───── Entries

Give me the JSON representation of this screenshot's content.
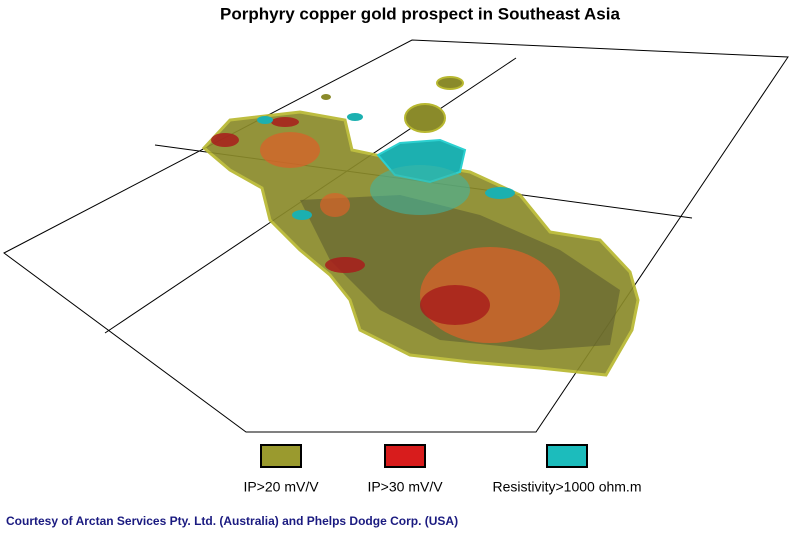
{
  "title": "Porphyry copper gold prospect in Southeast Asia",
  "legend": [
    {
      "label": "IP>20 mV/V",
      "color": "#9a9a2e"
    },
    {
      "label": "IP>30 mV/V",
      "color": "#d81c1c"
    },
    {
      "label": "Resistivity>1000 ohm.m",
      "color": "#1cbcbc"
    }
  ],
  "credit": "Courtesy of Arctan Services Pty. Ltd. (Australia) and Phelps Dodge Corp. (USA)"
}
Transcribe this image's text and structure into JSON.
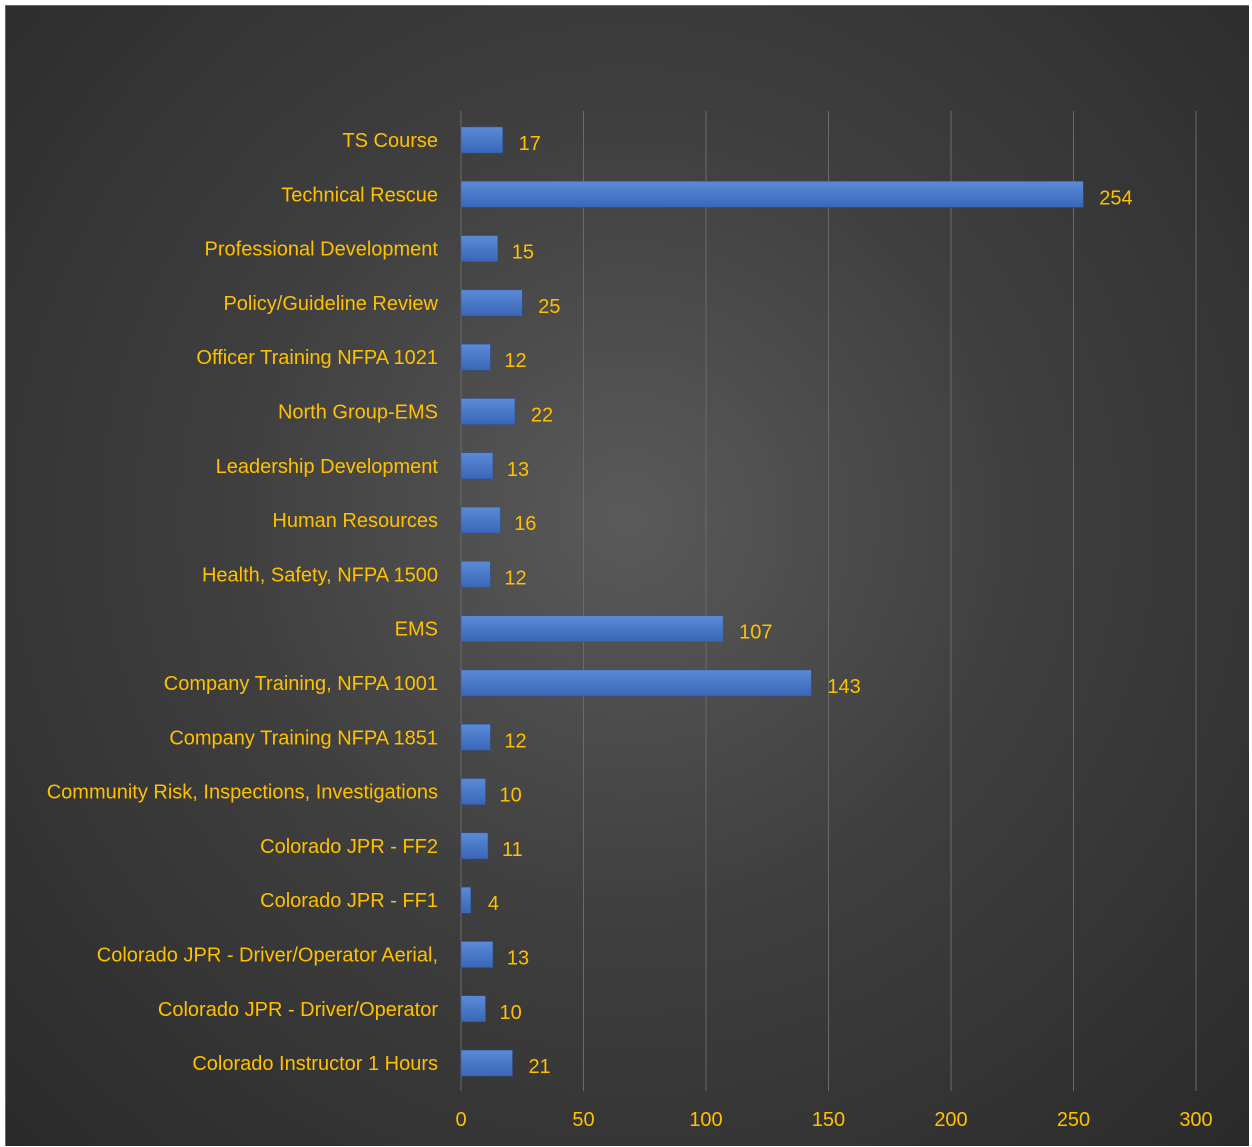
{
  "chart_data": {
    "type": "bar",
    "orientation": "horizontal",
    "categories": [
      "TS Course",
      "Technical Rescue",
      "Professional Development",
      "Policy/Guideline Review",
      "Officer Training NFPA 1021",
      "North Group-EMS",
      "Leadership Development",
      "Human Resources",
      "Health, Safety, NFPA 1500",
      "EMS",
      "Company Training, NFPA 1001",
      "Company Training NFPA 1851",
      "Community Risk, Inspections, Investigations",
      "Colorado JPR - FF2",
      "Colorado JPR - FF1",
      "Colorado JPR - Driver/Operator Aerial,",
      "Colorado JPR - Driver/Operator",
      "Colorado Instructor 1 Hours"
    ],
    "values": [
      17,
      254,
      15,
      25,
      12,
      22,
      13,
      16,
      12,
      107,
      143,
      12,
      10,
      11,
      4,
      13,
      10,
      21
    ],
    "xlim": [
      0,
      300
    ],
    "x_ticks": [
      0,
      50,
      100,
      150,
      200,
      250,
      300
    ],
    "grid": true,
    "data_labels": true,
    "legend": "none",
    "colors": {
      "bar": "#4472c4",
      "text": "#ffc000",
      "grid": "#6a6a6a",
      "background": "#3a3a3a"
    }
  }
}
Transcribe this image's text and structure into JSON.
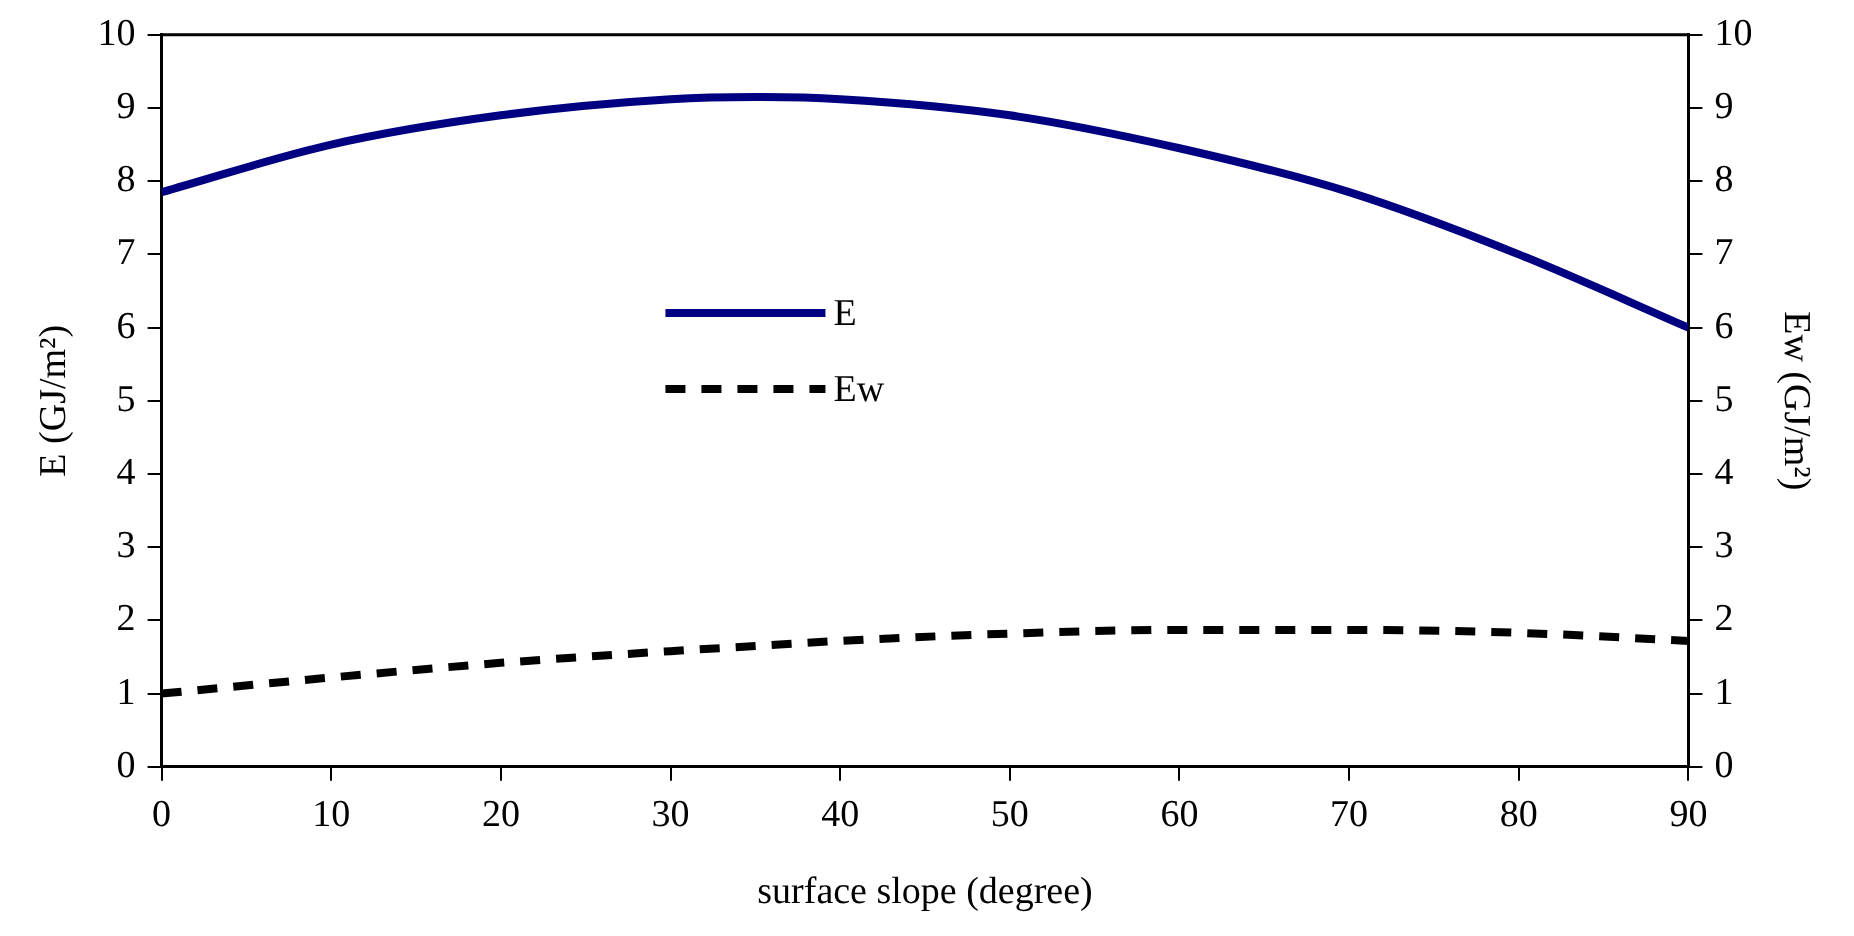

──────────

- Exercise aim
Restate each line of the records exactly; pictures do not belong in the copy.

- Exercise solution
Give me the JSON representation of this screenshot's content.
{
  "title": "Porphyry copper gold prospect in Southeast Asia",
  "legend": [
    {
      "label": "IP>20 mV/V",
      "color": "#9a9a2e"
    },
    {
      "label": "IP>30 mV/V",
      "color": "#d81c1c"
    },
    {
      "label": "Resistivity>1000 ohm.m",
      "color": "#1cbcbc"
    }
  ],
  "credit": "Courtesy of Arctan Services Pty. Ltd. (Australia) and Phelps Dodge Corp. (USA)"
}
Transcribe this image's text and structure into JSON.
{
  "chart_data": {
    "type": "bar",
    "orientation": "horizontal",
    "categories": [
      "TS Course",
      "Technical Rescue",
      "Professional Development",
      "Policy/Guideline Review",
      "Officer Training NFPA 1021",
      "North Group-EMS",
      "Leadership Development",
      "Human Resources",
      "Health, Safety, NFPA 1500",
      "EMS",
      "Company Training, NFPA 1001",
      "Company Training NFPA 1851",
      "Community Risk, Inspections, Investigations",
      "Colorado JPR - FF2",
      "Colorado JPR - FF1",
      "Colorado JPR - Driver/Operator Aerial,",
      "Colorado JPR - Driver/Operator",
      "Colorado Instructor 1 Hours"
    ],
    "values": [
      17,
      254,
      15,
      25,
      12,
      22,
      13,
      16,
      12,
      107,
      143,
      12,
      10,
      11,
      4,
      13,
      10,
      21
    ],
    "xlim": [
      0,
      300
    ],
    "x_ticks": [
      0,
      50,
      100,
      150,
      200,
      250,
      300
    ],
    "grid": true,
    "data_labels": true,
    "legend": "none",
    "colors": {
      "bar": "#4472c4",
      "text": "#ffc000",
      "grid": "#6a6a6a",
      "background": "#3a3a3a"
    }
  }
}
Transcribe this image's text and structure into JSON.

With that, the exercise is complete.